◆ Source data:
------------------------------------------------
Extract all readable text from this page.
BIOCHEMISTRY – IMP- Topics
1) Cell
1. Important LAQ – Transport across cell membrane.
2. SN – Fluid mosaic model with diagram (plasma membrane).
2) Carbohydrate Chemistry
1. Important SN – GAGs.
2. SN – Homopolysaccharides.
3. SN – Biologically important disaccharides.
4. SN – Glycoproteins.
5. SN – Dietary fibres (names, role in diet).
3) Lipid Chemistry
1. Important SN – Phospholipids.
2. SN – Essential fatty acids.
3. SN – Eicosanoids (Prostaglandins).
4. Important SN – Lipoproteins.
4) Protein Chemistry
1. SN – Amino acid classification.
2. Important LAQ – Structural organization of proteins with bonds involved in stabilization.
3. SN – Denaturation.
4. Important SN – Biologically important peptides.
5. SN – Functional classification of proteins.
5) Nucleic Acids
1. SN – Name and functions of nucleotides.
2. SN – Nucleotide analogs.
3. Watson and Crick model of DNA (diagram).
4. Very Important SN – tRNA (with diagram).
------------------------------------------------
◆ Required action:
Line by line, retype the data exactly as written.

◆ Worked solution:
Extract all readable text from this page.
BIOCHEMISTRY – IMP- Topics
1) Cell
1. Important LAQ – Transport across cell membrane.
2. SN – Fluid mosaic model with diagram (plasma membrane).
2) Carbohydrate Chemistry
1. Important SN – GAGs.
2. SN – Homopolysaccharides.
3. SN – Biologically important disaccharides.
4. SN – Glycoproteins.
5. SN – Dietary fibres (names, role in diet).
3) Lipid Chemistry
1. Important SN – Phospholipids.
2. SN – Essential fatty acids.
3. SN – Eicosanoids (Prostaglandins).
4. Important SN – Lipoproteins.
4) Protein Chemistry
1. SN – Amino acid classification.
2. Important LAQ – Structural organization of proteins with bonds involved in stabilization.
3. SN – Denaturation.
4. Important SN – Biologically important peptides.
5. SN – Functional classification of proteins.
5) Nucleic Acids
1. SN – Name and functions of nucleotides.
2. SN – Nucleotide analogs.
3. Watson and Crick model of DNA (diagram).
4. Very Important SN – tRNA (with diagram).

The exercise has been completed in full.